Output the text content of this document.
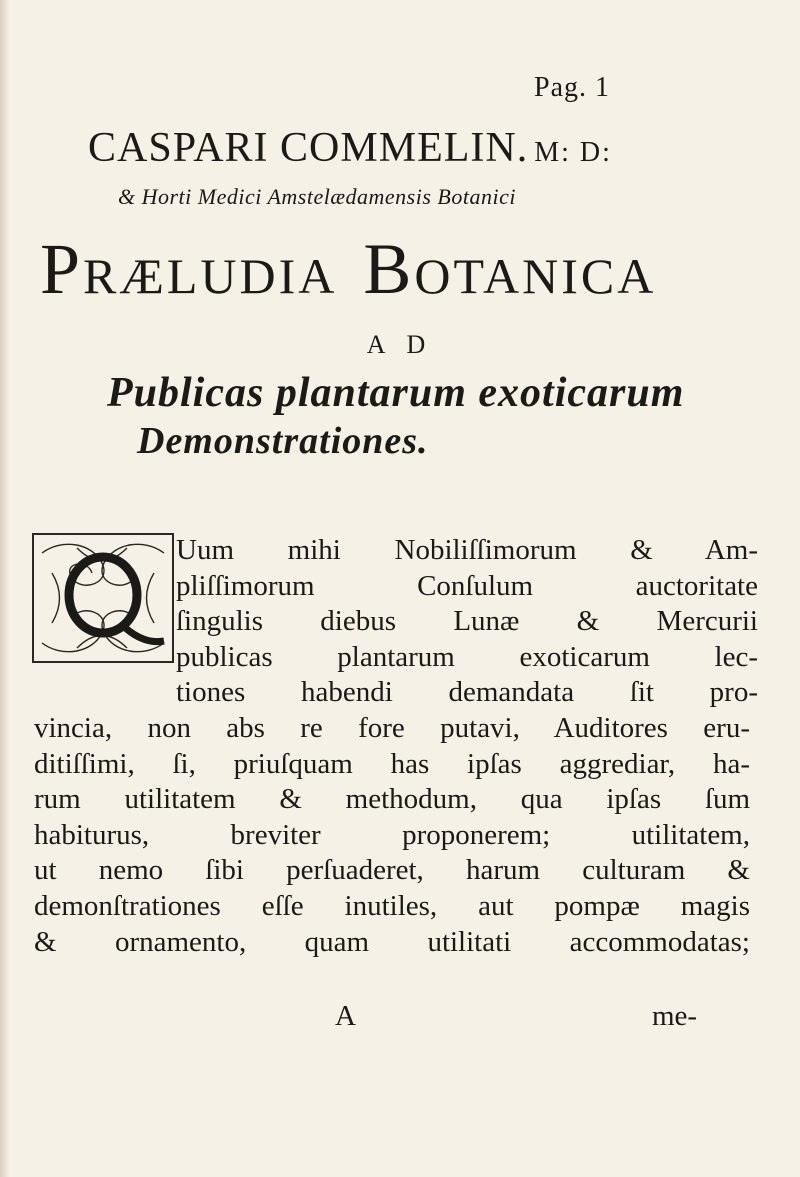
Pag. 1
CASPARI COMMELIN. M: D:
& Horti Medici Amstelædamensis Botanici
PRÆLUDIA BOTANICA
A D
Publicas plantarum exoticarum
Demonstrationes.
Q
Uum mihi Nobiliſſimorum & Am-
pliſſimorum Conſulum auctoritate
ſingulis diebus Lunæ & Mercurii
publicas plantarum exoticarum lec-
tiones habendi demandata ſit pro-
vincia, non abs re fore putavi, Auditores eru-
ditiſſimi, ſi, priuſquam has ipſas aggrediar, ha-
rum utilitatem & methodum, qua ipſas ſum
habiturus, breviter proponerem; utilitatem,
ut nemo ſibi perſuaderet, harum culturam &
demonſtrationes eſſe inutiles, aut pompæ magis
& ornamento, quam utilitati accommodatas;
A	me-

WHAT IS NEEDED:
Give all the lines above again, character for character, without pictures.

OUTPUT FOR THIS TASK:
Output the text content of this document.
Pag. 1
CASPARI COMMELIN. M: D:
& Horti Medici Amstelædamensis Botanici
PRÆLUDIA BOTANICA
A D
Publicas plantarum exoticarum
Demonstrationes.
Q
Uum mihi Nobiliſſimorum & Am-
pliſſimorum Conſulum auctoritate
ſingulis diebus Lunæ & Mercurii
publicas plantarum exoticarum lec-
tiones habendi demandata ſit pro-
vincia, non abs re fore putavi, Auditores eru-
ditiſſimi, ſi, priuſquam has ipſas aggrediar, ha-
rum utilitatem & methodum, qua ipſas ſum
habiturus, breviter proponerem; utilitatem,
ut nemo ſibi perſuaderet, harum culturam &
demonſtrationes eſſe inutiles, aut pompæ magis
& ornamento, quam utilitati accommodatas;
A	me-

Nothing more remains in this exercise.